# Directions for this task
Revise the listing below by replacing "x-tick-label" with "x-axis-label" wherever it occurs, leaving every other part unchanged.

START Supplied material

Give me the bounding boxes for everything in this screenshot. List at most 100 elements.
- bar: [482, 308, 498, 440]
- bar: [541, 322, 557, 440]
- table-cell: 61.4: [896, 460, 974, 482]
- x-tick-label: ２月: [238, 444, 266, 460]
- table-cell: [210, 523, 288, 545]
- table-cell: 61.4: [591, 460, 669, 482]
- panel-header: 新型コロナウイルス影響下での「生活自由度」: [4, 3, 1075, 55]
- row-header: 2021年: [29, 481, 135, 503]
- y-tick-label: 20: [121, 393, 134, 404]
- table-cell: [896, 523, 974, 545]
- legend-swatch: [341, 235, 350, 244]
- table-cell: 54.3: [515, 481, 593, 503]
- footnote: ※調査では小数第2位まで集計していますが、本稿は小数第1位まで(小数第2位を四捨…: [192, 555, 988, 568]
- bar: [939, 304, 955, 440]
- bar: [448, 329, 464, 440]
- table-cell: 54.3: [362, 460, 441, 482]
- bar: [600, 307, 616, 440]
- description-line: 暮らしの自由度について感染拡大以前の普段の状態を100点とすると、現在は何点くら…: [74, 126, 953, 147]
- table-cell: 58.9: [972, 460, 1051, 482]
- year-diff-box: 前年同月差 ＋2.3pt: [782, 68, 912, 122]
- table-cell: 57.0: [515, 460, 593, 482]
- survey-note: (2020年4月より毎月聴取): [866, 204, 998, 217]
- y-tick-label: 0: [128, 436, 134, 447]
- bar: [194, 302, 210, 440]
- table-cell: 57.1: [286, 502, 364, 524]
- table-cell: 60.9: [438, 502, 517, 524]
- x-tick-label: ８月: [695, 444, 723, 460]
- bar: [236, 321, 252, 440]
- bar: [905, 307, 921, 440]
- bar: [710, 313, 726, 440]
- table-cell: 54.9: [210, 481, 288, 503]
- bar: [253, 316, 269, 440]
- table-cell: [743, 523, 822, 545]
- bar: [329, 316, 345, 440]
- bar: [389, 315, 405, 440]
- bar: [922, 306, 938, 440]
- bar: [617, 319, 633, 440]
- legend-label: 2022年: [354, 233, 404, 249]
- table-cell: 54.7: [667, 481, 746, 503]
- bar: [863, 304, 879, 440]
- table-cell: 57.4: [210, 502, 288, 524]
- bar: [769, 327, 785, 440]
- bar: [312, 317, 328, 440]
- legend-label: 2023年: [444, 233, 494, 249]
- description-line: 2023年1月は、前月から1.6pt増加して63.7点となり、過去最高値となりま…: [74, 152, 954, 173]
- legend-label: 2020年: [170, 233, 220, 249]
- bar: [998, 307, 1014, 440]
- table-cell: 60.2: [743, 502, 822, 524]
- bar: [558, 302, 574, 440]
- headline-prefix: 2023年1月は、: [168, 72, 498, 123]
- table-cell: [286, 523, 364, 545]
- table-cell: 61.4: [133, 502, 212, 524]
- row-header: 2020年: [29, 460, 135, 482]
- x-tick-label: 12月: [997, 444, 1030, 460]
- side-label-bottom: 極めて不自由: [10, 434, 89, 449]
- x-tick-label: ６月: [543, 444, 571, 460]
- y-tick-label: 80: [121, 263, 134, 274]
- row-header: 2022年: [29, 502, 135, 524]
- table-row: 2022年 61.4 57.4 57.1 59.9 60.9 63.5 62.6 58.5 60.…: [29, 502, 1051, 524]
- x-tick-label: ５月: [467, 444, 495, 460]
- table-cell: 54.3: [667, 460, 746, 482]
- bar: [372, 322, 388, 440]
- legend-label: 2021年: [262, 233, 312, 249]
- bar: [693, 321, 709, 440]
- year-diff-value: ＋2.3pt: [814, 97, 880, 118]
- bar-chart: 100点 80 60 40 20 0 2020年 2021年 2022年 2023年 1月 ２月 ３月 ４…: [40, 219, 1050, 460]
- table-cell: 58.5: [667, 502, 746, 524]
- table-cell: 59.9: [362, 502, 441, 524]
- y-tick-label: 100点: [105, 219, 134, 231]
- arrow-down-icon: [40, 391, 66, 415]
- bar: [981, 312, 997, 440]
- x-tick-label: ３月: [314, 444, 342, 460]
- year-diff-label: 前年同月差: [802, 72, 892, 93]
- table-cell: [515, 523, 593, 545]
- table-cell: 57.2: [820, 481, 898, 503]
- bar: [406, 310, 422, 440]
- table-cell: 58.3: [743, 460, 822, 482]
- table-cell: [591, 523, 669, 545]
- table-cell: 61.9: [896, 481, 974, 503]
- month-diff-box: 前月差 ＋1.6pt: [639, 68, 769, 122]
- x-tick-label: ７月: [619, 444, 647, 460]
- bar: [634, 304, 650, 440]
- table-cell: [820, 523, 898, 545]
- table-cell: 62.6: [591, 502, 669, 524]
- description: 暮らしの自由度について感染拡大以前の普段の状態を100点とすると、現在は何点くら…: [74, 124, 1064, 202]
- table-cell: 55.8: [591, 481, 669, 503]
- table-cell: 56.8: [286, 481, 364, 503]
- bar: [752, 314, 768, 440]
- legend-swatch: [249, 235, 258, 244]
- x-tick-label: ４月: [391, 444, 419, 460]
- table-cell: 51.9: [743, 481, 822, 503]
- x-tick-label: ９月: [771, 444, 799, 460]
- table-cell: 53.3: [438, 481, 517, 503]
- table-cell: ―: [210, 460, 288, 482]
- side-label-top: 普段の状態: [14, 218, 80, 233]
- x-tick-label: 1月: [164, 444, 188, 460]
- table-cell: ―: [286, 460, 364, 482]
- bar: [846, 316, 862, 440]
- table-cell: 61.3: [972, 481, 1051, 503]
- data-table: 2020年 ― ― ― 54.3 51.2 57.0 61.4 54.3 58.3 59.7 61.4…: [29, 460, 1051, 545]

END Supplied material

# Exercise solution
Give me the bounding boxes for everything in this screenshot. List at most 100 elements.
- bar: [482, 308, 498, 440]
- bar: [541, 322, 557, 440]
- table-cell: 61.4: [896, 460, 974, 482]
- x-axis-label: ２月: [238, 444, 266, 460]
- table-cell: [210, 523, 288, 545]
- table-cell: 61.4: [591, 460, 669, 482]
- panel-header: 新型コロナウイルス影響下での「生活自由度」: [4, 3, 1075, 55]
- row-header: 2021年: [29, 481, 135, 503]
- y-tick-label: 20: [121, 393, 134, 404]
- table-cell: [896, 523, 974, 545]
- legend-swatch: [341, 235, 350, 244]
- table-cell: 54.3: [515, 481, 593, 503]
- footnote: ※調査では小数第2位まで集計していますが、本稿は小数第1位まで(小数第2位を四捨…: [192, 555, 988, 568]
- bar: [939, 304, 955, 440]
- bar: [448, 329, 464, 440]
- table-cell: 54.3: [362, 460, 441, 482]
- bar: [600, 307, 616, 440]
- description-line: 暮らしの自由度について感染拡大以前の普段の状態を100点とすると、現在は何点くら…: [74, 126, 953, 147]
- table-cell: 58.9: [972, 460, 1051, 482]
- year-diff-box: 前年同月差 ＋2.3pt: [782, 68, 912, 122]
- table-cell: 57.0: [515, 460, 593, 482]
- survey-note: (2020年4月より毎月聴取): [866, 204, 998, 217]
- y-tick-label: 0: [128, 436, 134, 447]
- bar: [194, 302, 210, 440]
- table-cell: 57.1: [286, 502, 364, 524]
- table-cell: 60.9: [438, 502, 517, 524]
- x-axis-label: ８月: [695, 444, 723, 460]
- bar: [236, 321, 252, 440]
- bar: [905, 307, 921, 440]
- bar: [710, 313, 726, 440]
- table-cell: 54.9: [210, 481, 288, 503]
- bar: [253, 316, 269, 440]
- table-cell: [743, 523, 822, 545]
- bar: [329, 316, 345, 440]
- bar: [389, 315, 405, 440]
- bar: [922, 306, 938, 440]
- bar: [617, 319, 633, 440]
- legend-label: 2022年: [354, 233, 404, 249]
- table-cell: 54.7: [667, 481, 746, 503]
- bar: [863, 304, 879, 440]
- table-cell: 57.4: [210, 502, 288, 524]
- bar: [769, 327, 785, 440]
- bar: [312, 317, 328, 440]
- legend-label: 2023年: [444, 233, 494, 249]
- description-line: 2023年1月は、前月から1.6pt増加して63.7点となり、過去最高値となりま…: [74, 152, 954, 173]
- legend-label: 2020年: [170, 233, 220, 249]
- bar: [998, 307, 1014, 440]
- table-cell: 60.2: [743, 502, 822, 524]
- bar: [558, 302, 574, 440]
- headline-prefix: 2023年1月は、: [168, 72, 498, 123]
- table-cell: [286, 523, 364, 545]
- table-cell: 61.4: [133, 502, 212, 524]
- row-header: 2020年: [29, 460, 135, 482]
- x-axis-label: 12月: [997, 444, 1030, 460]
- side-label-bottom: 極めて不自由: [10, 434, 89, 449]
- x-axis-label: ６月: [543, 444, 571, 460]
- y-tick-label: 80: [121, 263, 134, 274]
- row-header: 2022年: [29, 502, 135, 524]
- table-row: 2022年 61.4 57.4 57.1 59.9 60.9 63.5 62.6 58.5 60.…: [29, 502, 1051, 524]
- x-axis-label: ５月: [467, 444, 495, 460]
- table-cell: 54.3: [667, 460, 746, 482]
- bar: [372, 322, 388, 440]
- legend-label: 2021年: [262, 233, 312, 249]
- bar: [693, 321, 709, 440]
- year-diff-value: ＋2.3pt: [814, 97, 880, 118]
- bar-chart: 100点 80 60 40 20 0 2020年 2021年 2022年 2023年 1月 ２月 ３月 ４…: [40, 219, 1050, 460]
- table-cell: 58.5: [667, 502, 746, 524]
- table-cell: 59.9: [362, 502, 441, 524]
- y-tick-label: 100点: [105, 219, 134, 231]
- arrow-down-icon: [40, 391, 66, 415]
- bar: [981, 312, 997, 440]
- x-axis-label: ３月: [314, 444, 342, 460]
- year-diff-label: 前年同月差: [802, 72, 892, 93]
- table-cell: [515, 523, 593, 545]
- table-cell: 57.2: [820, 481, 898, 503]
- bar: [406, 310, 422, 440]
- table-cell: 58.3: [743, 460, 822, 482]
- table-cell: [591, 523, 669, 545]
- table-cell: 61.9: [896, 481, 974, 503]
- month-diff-box: 前月差 ＋1.6pt: [639, 68, 769, 122]
- x-axis-label: ７月: [619, 444, 647, 460]
- bar: [634, 304, 650, 440]
- table-cell: [820, 523, 898, 545]
- table-cell: 62.6: [591, 502, 669, 524]
- description: 暮らしの自由度について感染拡大以前の普段の状態を100点とすると、現在は何点くら…: [74, 124, 1064, 202]
- table-cell: 55.8: [591, 481, 669, 503]
- table-cell: 56.8: [286, 481, 364, 503]
- bar: [752, 314, 768, 440]
- legend-swatch: [249, 235, 258, 244]
- x-axis-label: ４月: [391, 444, 419, 460]
- table-cell: 51.9: [743, 481, 822, 503]
- x-axis-label: ９月: [771, 444, 799, 460]
- table-cell: 53.3: [438, 481, 517, 503]
- table-cell: ―: [210, 460, 288, 482]
- side-label-top: 普段の状態: [14, 218, 80, 233]
- x-axis-label: 1月: [164, 444, 188, 460]
- table-cell: ―: [286, 460, 364, 482]
- bar: [846, 316, 862, 440]
- table-cell: 61.3: [972, 481, 1051, 503]
- data-table: 2020年 ― ― ― 54.3 51.2 57.0 61.4 54.3 58.3 59.7 61.4…: [29, 460, 1051, 545]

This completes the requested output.